SOURCE PASSAGE:
On Hoarding and Letting Go

“Craving creates an illusion, a misperception, a deluded mental reaction, which causes the mind to contract into stress and anxiety. If this state is avoided or released, the mind is naturally calm and luminous.”                                         Phillip Moffitt

 

My elderly friend Walter hoards things. To enter his home is to arrive in overwhelm and congestion.  He once owned an “antiques” store; when that closed, he simply moved its contents to his already teeming house and garage and shed and yard. On the extra old furniture and appliances, overflowing the shelves and corners and closets, filling the sleeping and bathing spaces, tumbling onto the floor, are mounds of disorganized clutter – papers, old clothes, unopened mail, unread books, magazines, lists and broken tools. The piles, he says, offer him a sense of familiarity and security. He says he will read or fix or sell or recycle or use it all some day. In any case, he is reluctant to part with even the smallest item for fear that he will let go of something crucially important for his happiness.

DATASET:

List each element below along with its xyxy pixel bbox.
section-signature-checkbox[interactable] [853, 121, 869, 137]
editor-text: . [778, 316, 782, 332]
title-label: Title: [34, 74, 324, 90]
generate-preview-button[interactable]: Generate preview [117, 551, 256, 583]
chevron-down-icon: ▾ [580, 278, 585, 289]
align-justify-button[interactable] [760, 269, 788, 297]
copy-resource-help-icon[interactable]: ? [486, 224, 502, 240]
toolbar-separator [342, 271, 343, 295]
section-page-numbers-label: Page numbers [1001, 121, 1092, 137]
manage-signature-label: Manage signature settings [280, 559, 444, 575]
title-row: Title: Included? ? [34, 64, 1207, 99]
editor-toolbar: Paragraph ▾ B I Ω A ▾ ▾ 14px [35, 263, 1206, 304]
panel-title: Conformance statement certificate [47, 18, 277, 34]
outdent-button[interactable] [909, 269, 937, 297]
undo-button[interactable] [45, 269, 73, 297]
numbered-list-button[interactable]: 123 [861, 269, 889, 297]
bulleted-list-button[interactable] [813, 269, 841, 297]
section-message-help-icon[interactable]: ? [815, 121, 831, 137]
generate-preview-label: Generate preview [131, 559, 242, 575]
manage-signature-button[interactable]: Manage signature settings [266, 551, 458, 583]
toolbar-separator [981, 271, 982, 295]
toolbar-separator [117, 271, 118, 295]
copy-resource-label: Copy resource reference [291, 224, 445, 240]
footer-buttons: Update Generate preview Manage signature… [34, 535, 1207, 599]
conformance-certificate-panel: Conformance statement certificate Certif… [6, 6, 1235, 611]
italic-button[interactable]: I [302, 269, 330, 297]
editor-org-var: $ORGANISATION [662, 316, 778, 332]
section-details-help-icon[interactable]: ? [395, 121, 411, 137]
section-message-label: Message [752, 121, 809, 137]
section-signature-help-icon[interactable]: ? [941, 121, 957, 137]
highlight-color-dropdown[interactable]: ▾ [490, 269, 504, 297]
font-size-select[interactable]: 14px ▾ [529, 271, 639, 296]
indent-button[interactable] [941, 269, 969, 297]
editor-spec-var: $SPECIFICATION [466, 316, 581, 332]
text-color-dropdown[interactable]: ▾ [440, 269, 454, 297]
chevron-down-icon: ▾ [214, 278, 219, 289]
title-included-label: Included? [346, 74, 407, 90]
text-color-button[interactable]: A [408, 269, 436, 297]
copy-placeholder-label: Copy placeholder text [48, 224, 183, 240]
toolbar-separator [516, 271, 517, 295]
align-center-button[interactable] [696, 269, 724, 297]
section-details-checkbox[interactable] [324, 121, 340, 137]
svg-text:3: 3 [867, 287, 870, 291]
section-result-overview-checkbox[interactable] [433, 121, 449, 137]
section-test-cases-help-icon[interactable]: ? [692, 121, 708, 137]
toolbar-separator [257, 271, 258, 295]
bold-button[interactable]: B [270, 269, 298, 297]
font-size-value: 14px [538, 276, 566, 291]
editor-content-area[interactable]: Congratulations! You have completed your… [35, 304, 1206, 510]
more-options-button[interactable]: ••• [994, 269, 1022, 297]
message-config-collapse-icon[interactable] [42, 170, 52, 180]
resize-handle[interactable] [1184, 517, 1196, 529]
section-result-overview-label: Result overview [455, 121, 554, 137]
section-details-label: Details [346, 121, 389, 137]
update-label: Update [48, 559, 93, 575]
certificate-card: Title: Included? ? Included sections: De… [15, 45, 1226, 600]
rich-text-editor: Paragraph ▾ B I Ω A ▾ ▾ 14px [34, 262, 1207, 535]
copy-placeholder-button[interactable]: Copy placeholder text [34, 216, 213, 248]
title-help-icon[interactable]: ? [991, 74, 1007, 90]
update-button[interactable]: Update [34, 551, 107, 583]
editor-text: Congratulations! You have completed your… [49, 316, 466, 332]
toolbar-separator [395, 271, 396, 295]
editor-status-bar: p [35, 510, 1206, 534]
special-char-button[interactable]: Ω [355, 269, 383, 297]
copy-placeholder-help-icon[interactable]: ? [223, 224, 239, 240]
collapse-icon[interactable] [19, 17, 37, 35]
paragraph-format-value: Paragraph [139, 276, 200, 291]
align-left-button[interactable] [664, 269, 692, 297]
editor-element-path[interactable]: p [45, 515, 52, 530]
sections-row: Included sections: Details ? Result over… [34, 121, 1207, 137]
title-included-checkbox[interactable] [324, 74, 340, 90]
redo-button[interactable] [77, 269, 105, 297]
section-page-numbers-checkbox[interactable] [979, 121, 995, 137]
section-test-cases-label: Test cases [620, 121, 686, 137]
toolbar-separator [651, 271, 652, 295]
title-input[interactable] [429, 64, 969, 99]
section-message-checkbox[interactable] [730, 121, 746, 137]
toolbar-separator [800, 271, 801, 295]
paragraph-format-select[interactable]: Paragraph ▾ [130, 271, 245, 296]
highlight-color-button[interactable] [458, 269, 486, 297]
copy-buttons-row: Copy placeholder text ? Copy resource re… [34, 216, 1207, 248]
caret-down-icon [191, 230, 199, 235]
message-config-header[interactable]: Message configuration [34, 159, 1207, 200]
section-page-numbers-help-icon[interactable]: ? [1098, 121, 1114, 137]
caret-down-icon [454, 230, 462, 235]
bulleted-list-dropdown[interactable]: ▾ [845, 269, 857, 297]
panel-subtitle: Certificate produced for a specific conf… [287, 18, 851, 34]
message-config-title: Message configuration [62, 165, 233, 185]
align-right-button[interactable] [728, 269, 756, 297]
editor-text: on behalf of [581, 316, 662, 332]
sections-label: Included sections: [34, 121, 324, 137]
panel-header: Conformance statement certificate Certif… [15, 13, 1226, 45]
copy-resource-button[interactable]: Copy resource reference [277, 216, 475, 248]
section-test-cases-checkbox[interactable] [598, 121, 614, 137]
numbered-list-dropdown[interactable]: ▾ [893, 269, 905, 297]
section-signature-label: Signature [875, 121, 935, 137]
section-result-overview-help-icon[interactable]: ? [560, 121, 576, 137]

SHORT TASK 1: From the hoarding essay above, reproduce word for word the part that opens with the words containing "My elderly friend" and closes with "for his happiness.".
SHORT TASK 2: In the hoarding essay, what kind of business did Walter once own?

TASK ANSWER 1:
My elderly friend Walter hoards things. To enter his home is to arrive in overwhelm and congestion.  He once owned an “antiques” store; when that closed, he simply moved its contents to his already teeming house and garage and shed and yard. On the extra old furniture and appliances, overflowing the shelves and corners and closets, filling the sleeping and bathing spaces, tumbling onto the floor, are mounds of disorganized clutter – papers, old clothes, unopened mail, unread books, magazines, lists and broken tools. The piles, he says, offer him a sense of familiarity and security. He says he will read or fix or sell or recycle or use it all some day. In any case, he is reluctant to part with even the smallest item for fear that he will let go of something crucially important for his happiness.

TASK ANSWER 2: An "antiques" store.